* Goal of the exercise: Write out every entry word for word.

[Rows from a figure dataset]
• • • • • • •

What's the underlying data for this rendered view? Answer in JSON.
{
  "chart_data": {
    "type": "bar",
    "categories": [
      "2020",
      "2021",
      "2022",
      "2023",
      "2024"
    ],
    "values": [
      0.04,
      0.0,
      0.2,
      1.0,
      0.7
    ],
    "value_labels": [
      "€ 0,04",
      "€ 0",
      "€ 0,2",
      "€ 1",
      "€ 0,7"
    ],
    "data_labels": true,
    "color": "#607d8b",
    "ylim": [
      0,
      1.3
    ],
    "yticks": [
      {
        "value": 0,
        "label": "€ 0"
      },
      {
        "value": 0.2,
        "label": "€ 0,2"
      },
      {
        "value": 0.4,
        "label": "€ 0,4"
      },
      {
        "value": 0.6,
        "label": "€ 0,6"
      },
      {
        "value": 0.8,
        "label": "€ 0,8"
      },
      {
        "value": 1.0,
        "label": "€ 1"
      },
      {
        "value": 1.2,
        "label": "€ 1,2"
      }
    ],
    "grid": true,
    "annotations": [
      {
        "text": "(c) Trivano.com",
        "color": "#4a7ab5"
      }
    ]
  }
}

• • • • • • •

* Worked answer:
What's the underlying data for this rendered view? Answer in JSON.
{
  "chart_data": {
    "type": "bar",
    "categories": [
      "2020",
      "2021",
      "2022",
      "2023",
      "2024"
    ],
    "values": [
      0.04,
      0.0,
      0.2,
      1.0,
      0.7
    ],
    "value_labels": [
      "€ 0,04",
      "€ 0",
      "€ 0,2",
      "€ 1",
      "€ 0,7"
    ],
    "data_labels": true,
    "color": "#607d8b",
    "ylim": [
      0,
      1.3
    ],
    "yticks": [
      {
        "value": 0,
        "label": "€ 0"
      },
      {
        "value": 0.2,
        "label": "€ 0,2"
      },
      {
        "value": 0.4,
        "label": "€ 0,4"
      },
      {
        "value": 0.6,
        "label": "€ 0,6"
      },
      {
        "value": 0.8,
        "label": "€ 0,8"
      },
      {
        "value": 1.0,
        "label": "€ 1"
      },
      {
        "value": 1.2,
        "label": "€ 1,2"
      }
    ],
    "grid": true,
    "annotations": [
      {
        "text": "(c) Trivano.com",
        "color": "#4a7ab5"
      }
    ]
  }
}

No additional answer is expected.